__WHAT IS REQUIRED__
Copy out each line that has "values" in it.

Saved entries
____________

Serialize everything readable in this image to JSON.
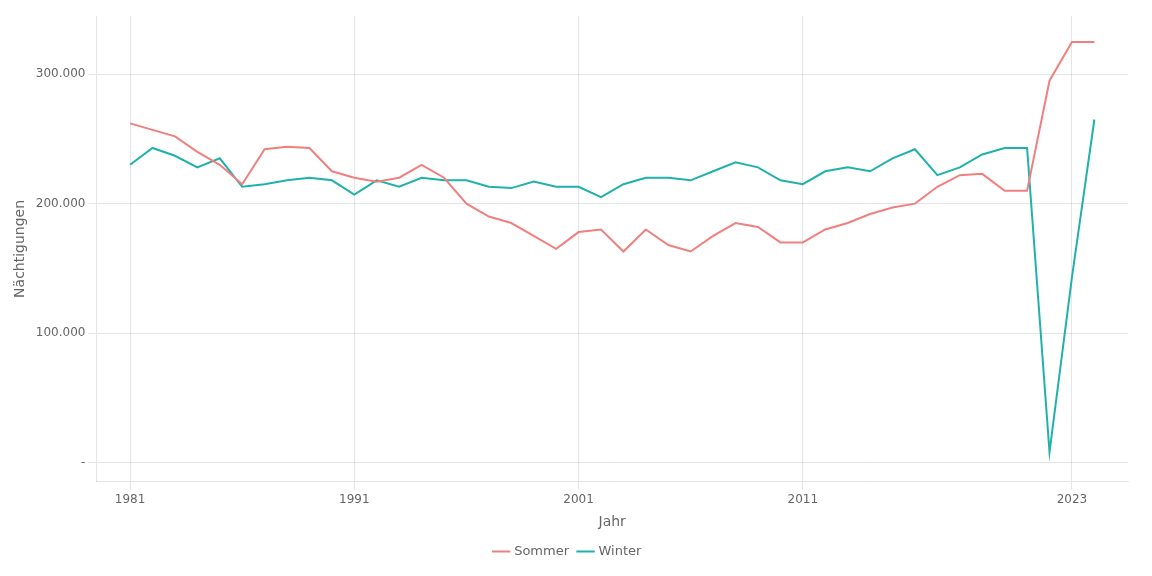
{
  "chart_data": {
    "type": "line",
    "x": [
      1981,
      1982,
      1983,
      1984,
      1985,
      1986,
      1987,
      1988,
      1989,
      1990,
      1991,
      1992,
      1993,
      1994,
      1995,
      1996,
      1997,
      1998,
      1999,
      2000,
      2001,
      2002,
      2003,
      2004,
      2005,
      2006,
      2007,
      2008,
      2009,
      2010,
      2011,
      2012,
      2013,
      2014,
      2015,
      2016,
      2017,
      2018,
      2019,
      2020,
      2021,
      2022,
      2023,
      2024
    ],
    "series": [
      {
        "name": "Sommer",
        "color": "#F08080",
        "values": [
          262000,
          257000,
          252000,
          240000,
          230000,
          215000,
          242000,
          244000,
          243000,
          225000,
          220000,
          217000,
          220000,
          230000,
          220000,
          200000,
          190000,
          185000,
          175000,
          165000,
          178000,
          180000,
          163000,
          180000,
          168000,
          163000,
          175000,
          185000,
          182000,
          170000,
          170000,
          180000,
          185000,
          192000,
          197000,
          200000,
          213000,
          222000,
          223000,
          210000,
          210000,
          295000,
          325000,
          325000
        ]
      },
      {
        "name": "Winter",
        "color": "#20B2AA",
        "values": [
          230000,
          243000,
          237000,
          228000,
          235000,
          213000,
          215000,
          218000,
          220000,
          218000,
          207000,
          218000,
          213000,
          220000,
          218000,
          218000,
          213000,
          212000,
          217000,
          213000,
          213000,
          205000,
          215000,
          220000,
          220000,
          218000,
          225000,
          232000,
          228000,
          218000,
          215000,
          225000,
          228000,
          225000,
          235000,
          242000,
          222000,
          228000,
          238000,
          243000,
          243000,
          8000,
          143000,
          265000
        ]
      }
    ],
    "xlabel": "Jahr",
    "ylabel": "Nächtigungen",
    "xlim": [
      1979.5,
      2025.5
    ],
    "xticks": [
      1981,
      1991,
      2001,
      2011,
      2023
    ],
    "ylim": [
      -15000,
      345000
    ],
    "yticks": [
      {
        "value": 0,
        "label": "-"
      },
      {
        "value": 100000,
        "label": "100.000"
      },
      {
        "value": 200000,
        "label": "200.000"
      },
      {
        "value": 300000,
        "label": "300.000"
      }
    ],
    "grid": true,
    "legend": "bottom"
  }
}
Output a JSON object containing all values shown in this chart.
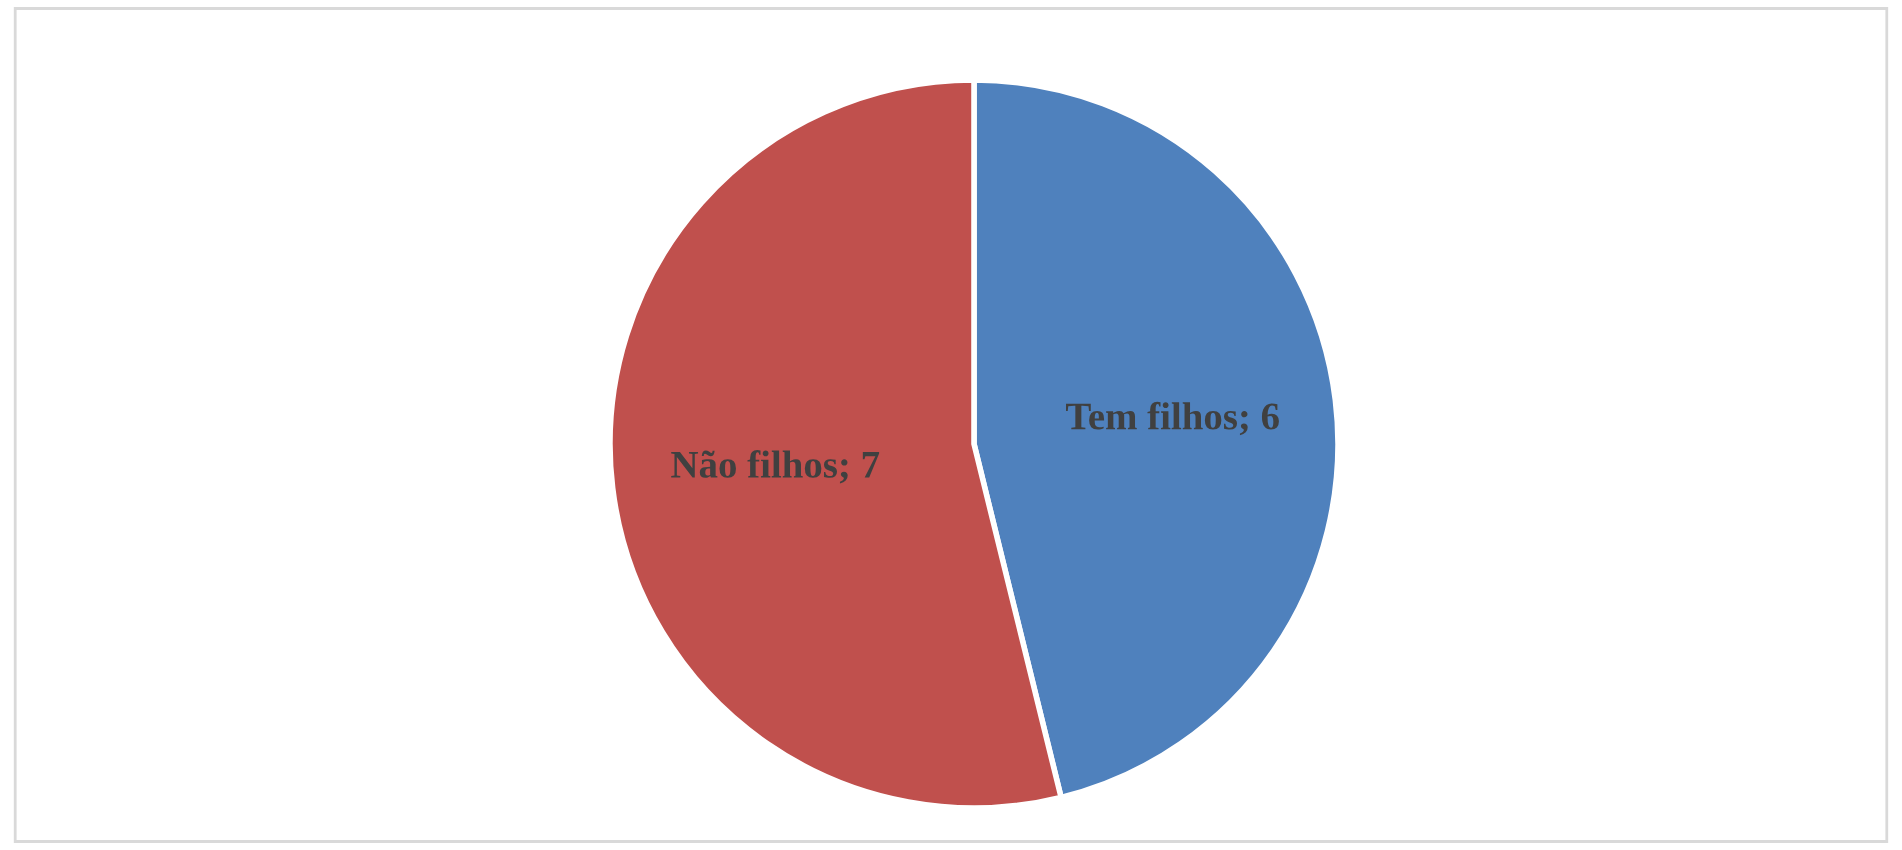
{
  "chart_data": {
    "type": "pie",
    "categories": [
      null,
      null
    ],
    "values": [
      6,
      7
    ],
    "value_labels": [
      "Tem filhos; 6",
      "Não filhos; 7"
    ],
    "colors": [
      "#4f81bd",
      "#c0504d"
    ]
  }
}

____________

__EXERCISE RESULT__
        "values": [
        "values": [
Output a JSON object containing all values shown in this chart.
    "values": [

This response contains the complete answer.